■ PROBLEM TO SOLVE ■
Every record should be copied exactly, except that pictures are to be omitted.

Saved data entries

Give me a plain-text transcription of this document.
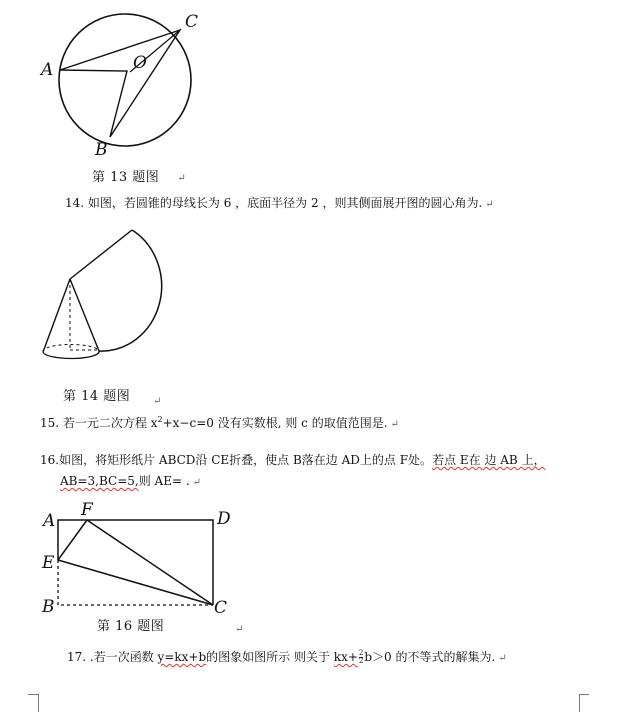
A
C
O
B
第 13 题图 ↵
14. 如图，若圆锥的母线长为 6 ，底面半径为 2 ，则其侧面展开图的圆心角为. ↵
第 14 题图 ↵
15. 若一元二次方程 $x^2+x-c=0$ 没有实数根, 则 c 的取值范围是. ↵
16.如图，将矩形纸片 ABCD沿 CE折叠，使点 B落在边 AD上的点 F处。若点 E在 边 AB 上，
AB=3,BC=5,则 AE= . ↵
A
F	D
E
B	C
第 16 题图	↵
17. .若一次函数 y=kx+b的图象如图所示 则关于 $kx+ \frac{2}{2} b>0$ 的不等式的解集为. ↵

■ EXPECTED OUTPUT ■
Give me a plain-text transcription of this document.
A
C
O
B
第 13 题图 ↵
14. 如图，若圆锥的母线长为 6 ，底面半径为 2 ，则其侧面展开图的圆心角为. ↵
第 14 题图 ↵
15. 若一元二次方程 $x^2+x-c=0$ 没有实数根, 则 c 的取值范围是. ↵
16.如图，将矩形纸片 ABCD沿 CE折叠，使点 B落在边 AD上的点 F处。若点 E在 边 AB 上，
AB=3,BC=5,则 AE= . ↵
A
F	D
E
B	C
第 16 题图	↵
17. .若一次函数 y=kx+b的图象如图所示 则关于 $kx+ \frac{2}{2} b>0$ 的不等式的解集为. ↵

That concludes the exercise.